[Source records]
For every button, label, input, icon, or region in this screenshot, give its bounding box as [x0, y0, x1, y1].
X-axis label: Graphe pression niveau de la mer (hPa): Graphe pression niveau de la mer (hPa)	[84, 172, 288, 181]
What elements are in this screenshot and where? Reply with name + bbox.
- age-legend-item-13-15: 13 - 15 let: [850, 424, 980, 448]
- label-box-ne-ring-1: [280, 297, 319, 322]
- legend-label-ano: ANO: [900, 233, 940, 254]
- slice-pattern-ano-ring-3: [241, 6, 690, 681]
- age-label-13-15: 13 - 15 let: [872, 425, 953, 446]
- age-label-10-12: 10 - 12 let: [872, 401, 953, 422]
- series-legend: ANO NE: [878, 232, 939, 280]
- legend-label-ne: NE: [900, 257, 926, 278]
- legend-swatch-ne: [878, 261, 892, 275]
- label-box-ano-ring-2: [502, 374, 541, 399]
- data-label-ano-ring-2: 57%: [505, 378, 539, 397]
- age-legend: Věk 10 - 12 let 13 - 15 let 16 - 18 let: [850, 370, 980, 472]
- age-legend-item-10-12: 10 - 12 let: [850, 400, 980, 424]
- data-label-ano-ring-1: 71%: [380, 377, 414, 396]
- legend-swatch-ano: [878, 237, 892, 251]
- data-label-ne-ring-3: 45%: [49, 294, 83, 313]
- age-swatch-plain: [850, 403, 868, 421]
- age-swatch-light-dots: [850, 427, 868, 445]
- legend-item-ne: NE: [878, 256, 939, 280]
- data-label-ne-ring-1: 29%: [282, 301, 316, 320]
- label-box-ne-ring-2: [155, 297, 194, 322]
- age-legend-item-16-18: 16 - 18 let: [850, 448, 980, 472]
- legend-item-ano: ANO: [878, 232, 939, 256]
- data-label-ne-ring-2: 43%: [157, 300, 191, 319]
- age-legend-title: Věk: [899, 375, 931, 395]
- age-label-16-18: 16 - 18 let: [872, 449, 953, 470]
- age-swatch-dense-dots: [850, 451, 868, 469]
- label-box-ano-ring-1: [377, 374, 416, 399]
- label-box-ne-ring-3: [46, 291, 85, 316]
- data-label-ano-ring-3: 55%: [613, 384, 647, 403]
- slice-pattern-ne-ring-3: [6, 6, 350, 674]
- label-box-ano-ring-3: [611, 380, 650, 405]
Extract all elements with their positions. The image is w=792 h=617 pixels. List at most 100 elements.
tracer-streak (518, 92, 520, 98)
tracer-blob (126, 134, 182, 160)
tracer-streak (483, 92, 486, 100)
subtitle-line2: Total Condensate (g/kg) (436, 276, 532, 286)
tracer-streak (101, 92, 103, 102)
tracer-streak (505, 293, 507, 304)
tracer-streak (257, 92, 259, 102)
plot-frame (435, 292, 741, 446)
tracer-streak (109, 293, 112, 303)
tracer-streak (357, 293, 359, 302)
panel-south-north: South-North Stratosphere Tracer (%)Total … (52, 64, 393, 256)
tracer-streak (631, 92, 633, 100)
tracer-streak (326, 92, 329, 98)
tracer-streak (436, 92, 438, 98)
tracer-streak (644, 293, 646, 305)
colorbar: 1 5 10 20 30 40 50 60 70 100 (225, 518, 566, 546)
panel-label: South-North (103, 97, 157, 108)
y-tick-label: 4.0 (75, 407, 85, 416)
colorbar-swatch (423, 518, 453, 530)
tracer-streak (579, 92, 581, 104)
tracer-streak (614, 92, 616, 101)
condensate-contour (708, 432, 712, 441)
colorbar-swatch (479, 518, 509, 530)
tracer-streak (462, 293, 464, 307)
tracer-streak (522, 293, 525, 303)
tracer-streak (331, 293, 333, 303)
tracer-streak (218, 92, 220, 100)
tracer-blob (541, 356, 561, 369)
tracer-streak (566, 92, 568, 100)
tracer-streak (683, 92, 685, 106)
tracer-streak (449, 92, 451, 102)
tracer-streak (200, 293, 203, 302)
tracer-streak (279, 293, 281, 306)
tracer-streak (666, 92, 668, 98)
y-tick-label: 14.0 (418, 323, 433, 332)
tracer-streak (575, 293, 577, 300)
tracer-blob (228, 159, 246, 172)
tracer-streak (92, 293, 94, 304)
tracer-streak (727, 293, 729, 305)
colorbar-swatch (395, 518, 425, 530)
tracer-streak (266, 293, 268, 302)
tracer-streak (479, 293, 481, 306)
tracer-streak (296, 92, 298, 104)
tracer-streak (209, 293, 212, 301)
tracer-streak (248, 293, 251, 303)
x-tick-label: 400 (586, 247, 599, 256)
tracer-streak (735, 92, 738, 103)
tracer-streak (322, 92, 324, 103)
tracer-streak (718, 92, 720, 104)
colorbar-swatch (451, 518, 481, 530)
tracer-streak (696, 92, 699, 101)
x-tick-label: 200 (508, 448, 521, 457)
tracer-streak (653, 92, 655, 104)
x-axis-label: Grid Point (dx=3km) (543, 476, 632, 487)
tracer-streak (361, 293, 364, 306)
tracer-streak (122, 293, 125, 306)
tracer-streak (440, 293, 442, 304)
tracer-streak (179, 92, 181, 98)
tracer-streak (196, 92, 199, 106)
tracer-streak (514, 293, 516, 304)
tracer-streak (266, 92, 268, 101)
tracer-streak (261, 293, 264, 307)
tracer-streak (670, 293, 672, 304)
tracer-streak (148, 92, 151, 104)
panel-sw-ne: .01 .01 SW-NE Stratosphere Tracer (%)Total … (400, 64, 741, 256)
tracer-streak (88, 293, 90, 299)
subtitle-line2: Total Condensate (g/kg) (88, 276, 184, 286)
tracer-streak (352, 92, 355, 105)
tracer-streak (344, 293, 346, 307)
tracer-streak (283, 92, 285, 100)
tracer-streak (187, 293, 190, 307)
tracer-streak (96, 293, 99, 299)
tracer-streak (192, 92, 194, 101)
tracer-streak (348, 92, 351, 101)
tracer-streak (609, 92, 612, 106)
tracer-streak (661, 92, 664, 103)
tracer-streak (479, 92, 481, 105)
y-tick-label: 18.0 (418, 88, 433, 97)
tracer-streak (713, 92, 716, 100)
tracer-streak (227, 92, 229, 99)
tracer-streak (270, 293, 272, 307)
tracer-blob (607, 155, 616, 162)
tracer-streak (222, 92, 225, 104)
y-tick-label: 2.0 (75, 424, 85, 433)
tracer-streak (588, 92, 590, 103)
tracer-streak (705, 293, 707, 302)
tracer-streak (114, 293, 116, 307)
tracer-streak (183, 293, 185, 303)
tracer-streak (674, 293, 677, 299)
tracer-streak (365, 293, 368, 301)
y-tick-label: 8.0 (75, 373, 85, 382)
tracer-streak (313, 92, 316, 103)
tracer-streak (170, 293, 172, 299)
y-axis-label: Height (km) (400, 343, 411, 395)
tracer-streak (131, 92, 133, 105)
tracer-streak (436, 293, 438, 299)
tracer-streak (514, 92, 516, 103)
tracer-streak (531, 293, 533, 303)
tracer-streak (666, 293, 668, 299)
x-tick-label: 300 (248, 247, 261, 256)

■ Problem description ■
Rewrite every line above as a numbered list, skipping any blank lines.

■ Result of the exercise ■
1. For every button, label, input, icon, or region in this screenshot, give its bounding box as [x0, y0, x1, y1].
2. X-axis label: Graphe pression niveau de la mer (hPa): Graphe pression niveau de la mer (hPa)	[84, 172, 288, 181]
3. What elements are in this screenshot and where? Reply with name + bbox.
4. - age-legend-item-13-15: 13 - 15 let: [850, 424, 980, 448]
5. - label-box-ne-ring-1: [280, 297, 319, 322]
6. - legend-label-ano: ANO: [900, 233, 940, 254]
7. - slice-pattern-ano-ring-3: [241, 6, 690, 681]
8. - age-label-13-15: 13 - 15 let: [872, 425, 953, 446]
9. - age-label-10-12: 10 - 12 let: [872, 401, 953, 422]
10. - series-legend: ANO NE: [878, 232, 939, 280]
11. - legend-label-ne: NE: [900, 257, 926, 278]
12. - legend-swatch-ne: [878, 261, 892, 275]
13. - label-box-ano-ring-2: [502, 374, 541, 399]
14. - data-label-ano-ring-2: 57%: [505, 378, 539, 397]
15. - age-legend: Věk 10 - 12 let 13 - 15 let 16 - 18 let: [850, 370, 980, 472]
16. - age-legend-item-10-12: 10 - 12 let: [850, 400, 980, 424]
17. - data-label-ano-ring-1: 71%: [380, 377, 414, 396]
18. - legend-swatch-ano: [878, 237, 892, 251]
19. - data-label-ne-ring-3: 45%: [49, 294, 83, 313]
20. - age-swatch-plain: [850, 403, 868, 421]
21. - age-swatch-light-dots: [850, 427, 868, 445]
22. - legend-item-ne: NE: [878, 256, 939, 280]
23. - data-label-ne-ring-1: 29%: [282, 301, 316, 320]
24. - label-box-ne-ring-2: [155, 297, 194, 322]
25. - age-legend-item-16-18: 16 - 18 let: [850, 448, 980, 472]
26. - legend-item-ano: ANO: [878, 232, 939, 256]
27. - data-label-ne-ring-2: 43%: [157, 300, 191, 319]
28. - age-legend-title: Věk: [899, 375, 931, 395]
29. - age-label-16-18: 16 - 18 let: [872, 449, 953, 470]
30. - age-swatch-dense-dots: [850, 451, 868, 469]
31. - label-box-ano-ring-1: [377, 374, 416, 399]
32. - label-box-ne-ring-3: [46, 291, 85, 316]
33. - data-label-ano-ring-3: 55%: [613, 384, 647, 403]
34. - slice-pattern-ne-ring-3: [6, 6, 350, 674]
35. - label-box-ano-ring-3: [611, 380, 650, 405]
36. Extract all elements with their positions. The image is w=792 h=617 pixels. List at most 100 elements.
37. tracer-streak (518, 92, 520, 98)
38. tracer-blob (126, 134, 182, 160)
39. tracer-streak (483, 92, 486, 100)
40. subtitle-line2: Total Condensate (g/kg) (436, 276, 532, 286)
41. tracer-streak (101, 92, 103, 102)
42. tracer-streak (505, 293, 507, 304)
43. tracer-streak (257, 92, 259, 102)
44. plot-frame (435, 292, 741, 446)
45. tracer-streak (109, 293, 112, 303)
46. tracer-streak (357, 293, 359, 302)
47. panel-south-north: South-North Stratosphere Tracer (%)Total … (52, 64, 393, 256)
48. tracer-streak (631, 92, 633, 100)
49. tracer-streak (326, 92, 329, 98)
50. tracer-streak (436, 92, 438, 98)
51. tracer-streak (644, 293, 646, 305)
52. colorbar: 1 5 10 20 30 40 50 60 70 100 (225, 518, 566, 546)
53. panel-label: South-North (103, 97, 157, 108)
54. y-tick-label: 4.0 (75, 407, 85, 416)
55. colorbar-swatch (423, 518, 453, 530)
56. tracer-streak (579, 92, 581, 104)
57. tracer-streak (614, 92, 616, 101)
58. condensate-contour (708, 432, 712, 441)
59. colorbar-swatch (479, 518, 509, 530)
60. tracer-streak (462, 293, 464, 307)
61. tracer-streak (522, 293, 525, 303)
62. tracer-streak (331, 293, 333, 303)
63. tracer-streak (218, 92, 220, 100)
64. tracer-blob (541, 356, 561, 369)
65. tracer-streak (566, 92, 568, 100)
66. tracer-streak (683, 92, 685, 106)
67. tracer-streak (449, 92, 451, 102)
68. tracer-streak (200, 293, 203, 302)
69. tracer-streak (279, 293, 281, 306)
70. tracer-streak (666, 92, 668, 98)
71. y-tick-label: 14.0 (418, 323, 433, 332)
72. tracer-streak (575, 293, 577, 300)
73. tracer-blob (228, 159, 246, 172)
74. tracer-streak (92, 293, 94, 304)
75. tracer-streak (727, 293, 729, 305)
76. colorbar-swatch (395, 518, 425, 530)
77. tracer-streak (266, 293, 268, 302)
78. tracer-streak (479, 293, 481, 306)
79. tracer-streak (296, 92, 298, 104)
80. tracer-streak (209, 293, 212, 301)
81. tracer-streak (248, 293, 251, 303)
82. x-tick-label: 400 (586, 247, 599, 256)
83. tracer-streak (735, 92, 738, 103)
84. tracer-streak (322, 92, 324, 103)
85. tracer-streak (718, 92, 720, 104)
86. colorbar-swatch (451, 518, 481, 530)
87. tracer-streak (696, 92, 699, 101)
88. x-tick-label: 200 (508, 448, 521, 457)
89. tracer-streak (653, 92, 655, 104)
90. x-axis-label: Grid Point (dx=3km) (543, 476, 632, 487)
91. tracer-streak (361, 293, 364, 306)
92. tracer-streak (122, 293, 125, 306)
93. tracer-streak (440, 293, 442, 304)
94. tracer-streak (179, 92, 181, 98)
95. tracer-streak (196, 92, 199, 106)
96. tracer-streak (514, 293, 516, 304)
97. tracer-streak (266, 92, 268, 101)
98. tracer-streak (261, 293, 264, 307)
99. tracer-streak (670, 293, 672, 304)
100. tracer-streak (148, 92, 151, 104)
101. panel-sw-ne: .01 .01 SW-NE Stratosphere Tracer (%)Total … (400, 64, 741, 256)
102. tracer-streak (88, 293, 90, 299)
103. subtitle-line2: Total Condensate (g/kg) (88, 276, 184, 286)
104. tracer-streak (352, 92, 355, 105)
105. tracer-streak (344, 293, 346, 307)
106. tracer-streak (283, 92, 285, 100)
107. tracer-streak (187, 293, 190, 307)
108. tracer-streak (96, 293, 99, 299)
109. tracer-streak (192, 92, 194, 101)
110. tracer-streak (348, 92, 351, 101)
111. tracer-streak (609, 92, 612, 106)
112. tracer-streak (661, 92, 664, 103)
113. tracer-streak (479, 92, 481, 105)
114. y-tick-label: 18.0 (418, 88, 433, 97)
115. tracer-streak (713, 92, 716, 100)
116. tracer-streak (227, 92, 229, 99)
117. tracer-streak (270, 293, 272, 307)
118. tracer-blob (607, 155, 616, 162)
119. tracer-streak (222, 92, 225, 104)
120. y-tick-label: 2.0 (75, 424, 85, 433)
121. tracer-streak (588, 92, 590, 103)
122. tracer-streak (705, 293, 707, 302)
123. tracer-streak (114, 293, 116, 307)
124. tracer-streak (183, 293, 185, 303)
125. tracer-streak (674, 293, 677, 299)
126. tracer-streak (365, 293, 368, 301)
127. y-tick-label: 8.0 (75, 373, 85, 382)
128. tracer-streak (313, 92, 316, 103)
129. tracer-streak (170, 293, 172, 299)
130. y-axis-label: Height (km) (400, 343, 411, 395)
131. tracer-streak (131, 92, 133, 105)
132. tracer-streak (436, 293, 438, 299)
133. tracer-streak (514, 92, 516, 103)
134. tracer-streak (531, 293, 533, 303)
135. tracer-streak (666, 293, 668, 299)
136. x-tick-label: 300 (248, 247, 261, 256)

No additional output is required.